[Aim of the task]
All the records that follow need to be reproduced exactly. Omit the images.

[Saved entries]
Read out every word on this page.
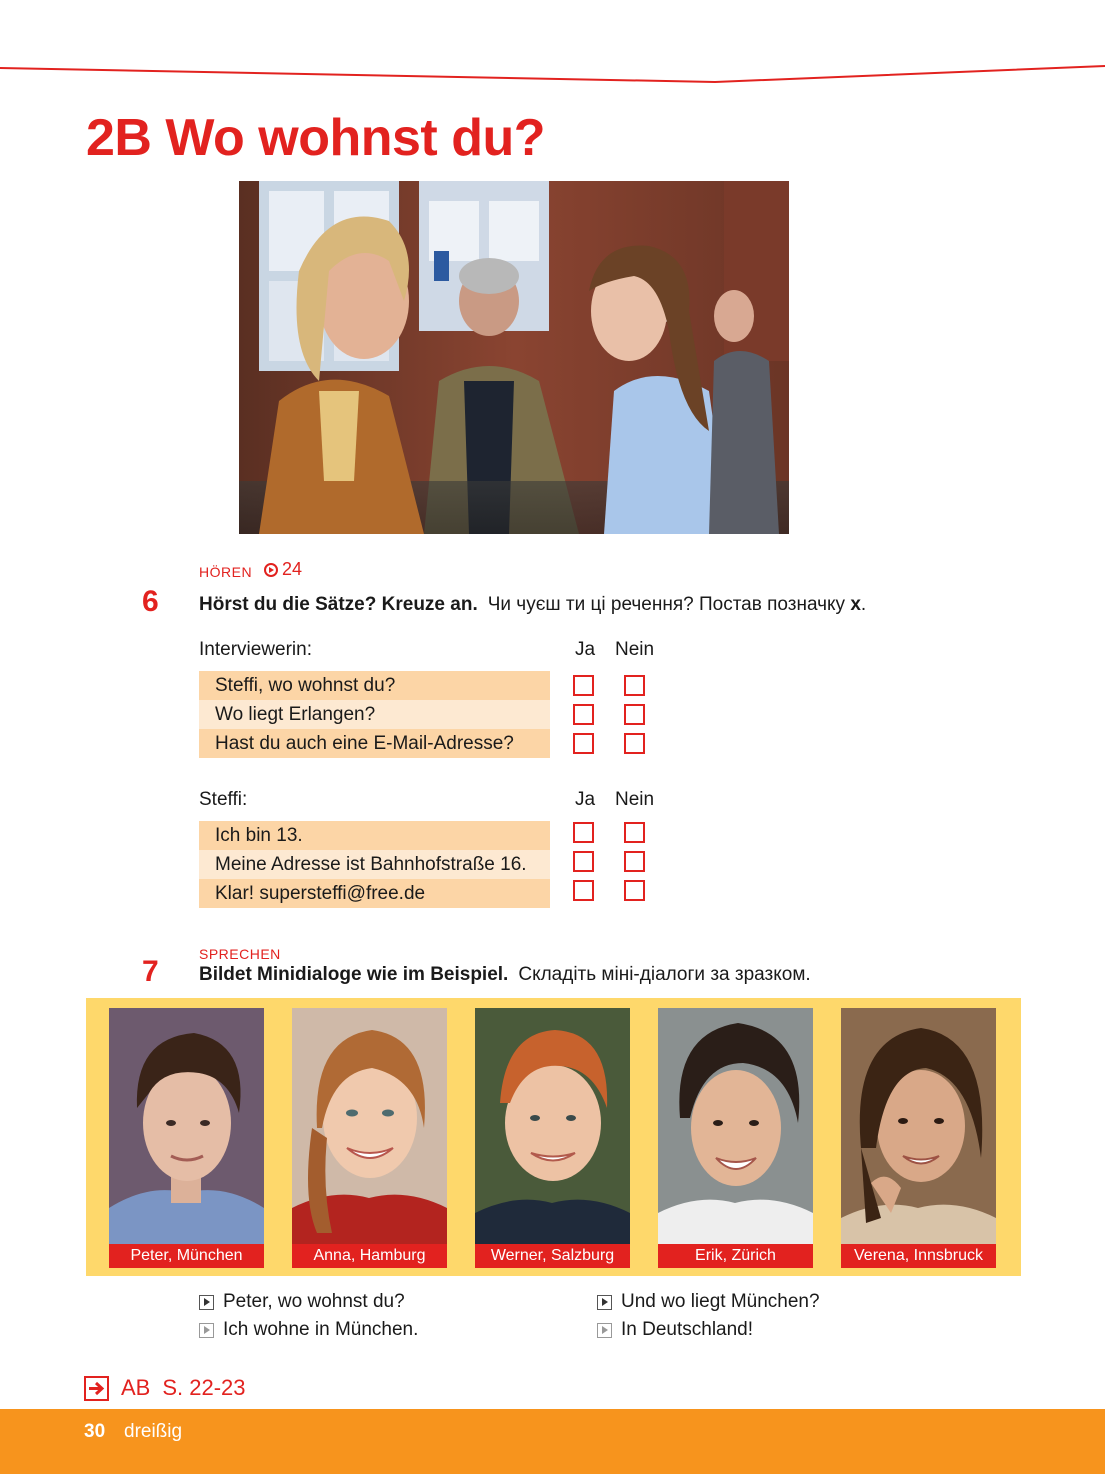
2B Wo wohnst du?
HÖREN 24
6 Hörst du die Sätze? Kreuze an. Чи чуєш ти ці речення? Постав позначку x.
Interviewerin:	Ja Nein
Steffi, wo wohnst du?
Wo liegt Erlangen?
Hast du auch eine E-Mail-Adresse?
Steffi:	Ja Nein
Ich bin 13.
Meine Adresse ist Bahnhofstraße 16.
Klar! supersteffi@free.de
SPRECHEN
7 Bildet Minidialoge wie im Beispiel. Складіть міні-діалоги за зразком.
Peter, München	Anna, Hamburg	Werner, Salzburg	Erik, Zürich	Verena, Innsbruck
Peter, wo wohnst du?
Ich wohne in München.
Und wo liegt München?
In Deutschland!
AB S. 22-23
30 dreißig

[Answer to this task]
Read out every word on this page.
2B Wo wohnst du?
HÖREN 24
6 Hörst du die Sätze? Kreuze an. Чи чуєш ти ці речення? Постав позначку x.
Interviewerin:	Ja Nein
Steffi, wo wohnst du?
Wo liegt Erlangen?
Hast du auch eine E-Mail-Adresse?
Steffi:	Ja Nein
Ich bin 13.
Meine Adresse ist Bahnhofstraße 16.
Klar! supersteffi@free.de
SPRECHEN
7 Bildet Minidialoge wie im Beispiel. Складіть міні-діалоги за зразком.
Peter, München	Anna, Hamburg	Werner, Salzburg	Erik, Zürich	Verena, Innsbruck
Peter, wo wohnst du?
Ich wohne in München.
Und wo liegt München?
In Deutschland!
AB S. 22-23
30 dreißig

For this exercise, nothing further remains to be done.